SET EXERCISE> Print all records exactly, leaving nothing out.

TASK INPUTS>
* * *

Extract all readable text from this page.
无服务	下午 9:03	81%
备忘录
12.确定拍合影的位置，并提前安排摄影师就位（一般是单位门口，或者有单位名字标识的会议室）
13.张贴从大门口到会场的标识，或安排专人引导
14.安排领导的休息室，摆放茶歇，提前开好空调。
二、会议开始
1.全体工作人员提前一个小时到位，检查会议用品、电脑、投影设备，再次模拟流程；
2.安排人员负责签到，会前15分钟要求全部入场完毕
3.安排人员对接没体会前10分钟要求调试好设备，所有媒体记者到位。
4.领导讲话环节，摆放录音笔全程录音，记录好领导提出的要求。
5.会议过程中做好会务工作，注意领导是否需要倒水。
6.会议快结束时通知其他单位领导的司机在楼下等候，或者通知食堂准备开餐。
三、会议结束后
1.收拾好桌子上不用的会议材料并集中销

* * *

THE RESULT>
Extract all readable text from this page.
无服务	下午 9:03	81%
备忘录
12.确定拍合影的位置，并提前安排摄影师就位（一般是单位门口，或者有单位名字标识的会议室）
13.张贴从大门口到会场的标识，或安排专人引导
14.安排领导的休息室，摆放茶歇，提前开好空调。
二、会议开始
1.全体工作人员提前一个小时到位，检查会议用品、电脑、投影设备，再次模拟流程；
2.安排人员负责签到，会前15分钟要求全部入场完毕
3.安排人员对接没体会前10分钟要求调试好设备，所有媒体记者到位。
4.领导讲话环节，摆放录音笔全程录音，记录好领导提出的要求。
5.会议过程中做好会务工作，注意领导是否需要倒水。
6.会议快结束时通知其他单位领导的司机在楼下等候，或者通知食堂准备开餐。
三、会议结束后
1.收拾好桌子上不用的会议材料并集中销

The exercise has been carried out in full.